> _PROBLEM DESCRIPTION_
Restate each line of the listing exactly, without carrying over any pictures.

> _DATA PROVIDED_
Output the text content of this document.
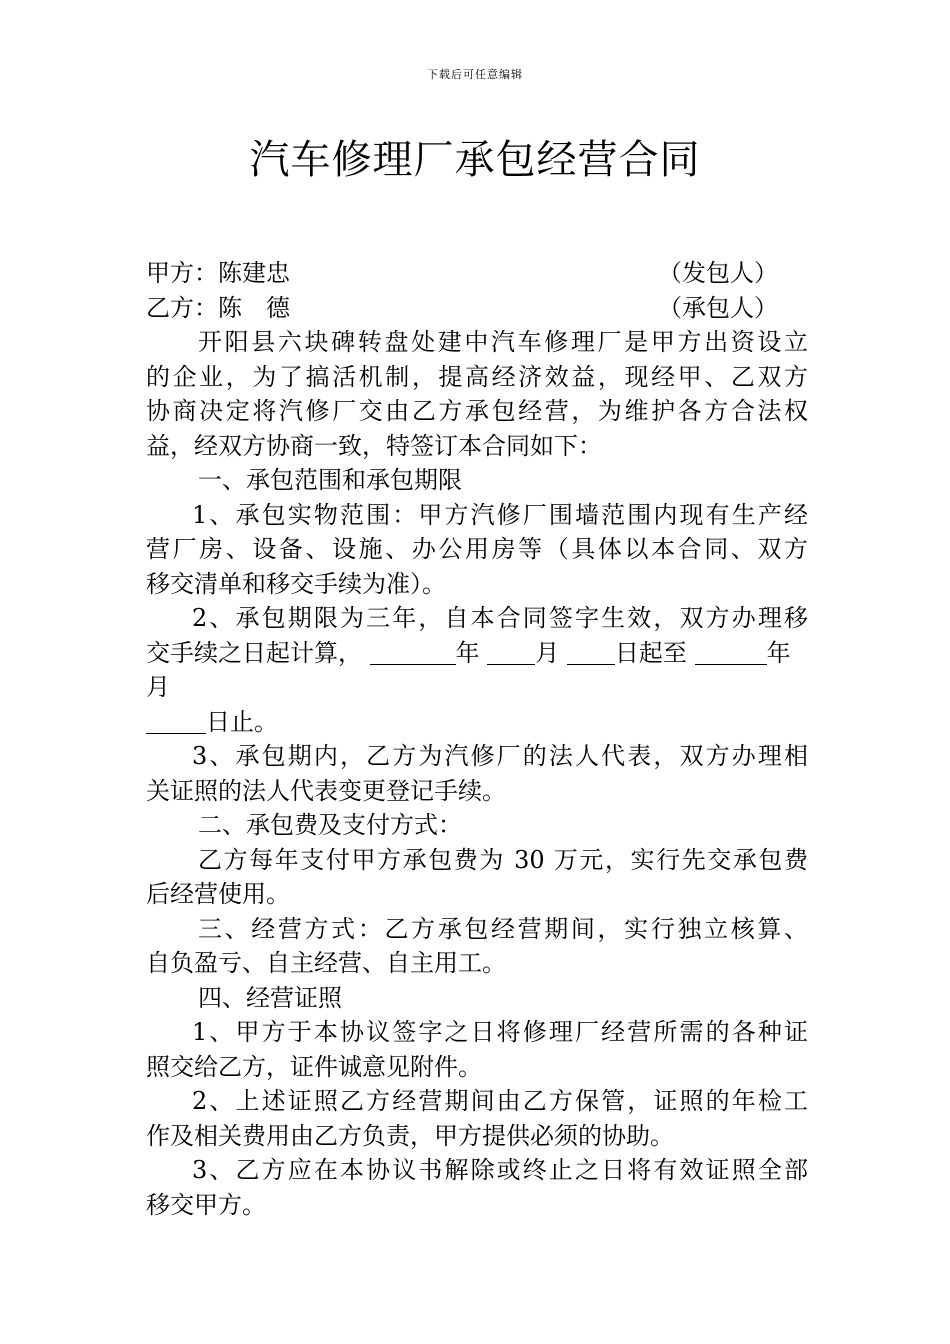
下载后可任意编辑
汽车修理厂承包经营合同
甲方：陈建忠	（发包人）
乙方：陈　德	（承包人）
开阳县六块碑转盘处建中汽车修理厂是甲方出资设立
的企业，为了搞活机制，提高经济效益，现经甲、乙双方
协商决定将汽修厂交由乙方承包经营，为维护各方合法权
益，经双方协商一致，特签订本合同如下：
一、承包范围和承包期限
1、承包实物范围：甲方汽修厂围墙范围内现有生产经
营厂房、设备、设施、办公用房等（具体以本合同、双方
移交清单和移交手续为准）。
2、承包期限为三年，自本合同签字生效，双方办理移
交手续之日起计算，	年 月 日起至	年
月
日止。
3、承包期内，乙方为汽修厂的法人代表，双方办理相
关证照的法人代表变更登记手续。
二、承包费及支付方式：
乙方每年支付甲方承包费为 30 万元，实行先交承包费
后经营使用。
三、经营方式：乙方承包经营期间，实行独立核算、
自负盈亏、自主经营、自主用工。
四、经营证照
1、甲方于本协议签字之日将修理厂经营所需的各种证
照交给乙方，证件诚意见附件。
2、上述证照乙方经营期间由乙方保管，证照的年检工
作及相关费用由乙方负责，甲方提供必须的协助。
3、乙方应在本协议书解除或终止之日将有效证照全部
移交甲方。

> _RESULT OF THIS EXERCISE_
Output the text content of this document.
下载后可任意编辑
汽车修理厂承包经营合同
甲方：陈建忠	（发包人）
乙方：陈　德	（承包人）
开阳县六块碑转盘处建中汽车修理厂是甲方出资设立
的企业，为了搞活机制，提高经济效益，现经甲、乙双方
协商决定将汽修厂交由乙方承包经营，为维护各方合法权
益，经双方协商一致，特签订本合同如下：
一、承包范围和承包期限
1、承包实物范围：甲方汽修厂围墙范围内现有生产经
营厂房、设备、设施、办公用房等（具体以本合同、双方
移交清单和移交手续为准）。
2、承包期限为三年，自本合同签字生效，双方办理移
交手续之日起计算，	年 月 日起至	年
月
日止。
3、承包期内，乙方为汽修厂的法人代表，双方办理相
关证照的法人代表变更登记手续。
二、承包费及支付方式：
乙方每年支付甲方承包费为 30 万元，实行先交承包费
后经营使用。
三、经营方式：乙方承包经营期间，实行独立核算、
自负盈亏、自主经营、自主用工。
四、经营证照
1、甲方于本协议签字之日将修理厂经营所需的各种证
照交给乙方，证件诚意见附件。
2、上述证照乙方经营期间由乙方保管，证照的年检工
作及相关费用由乙方负责，甲方提供必须的协助。
3、乙方应在本协议书解除或终止之日将有效证照全部
移交甲方。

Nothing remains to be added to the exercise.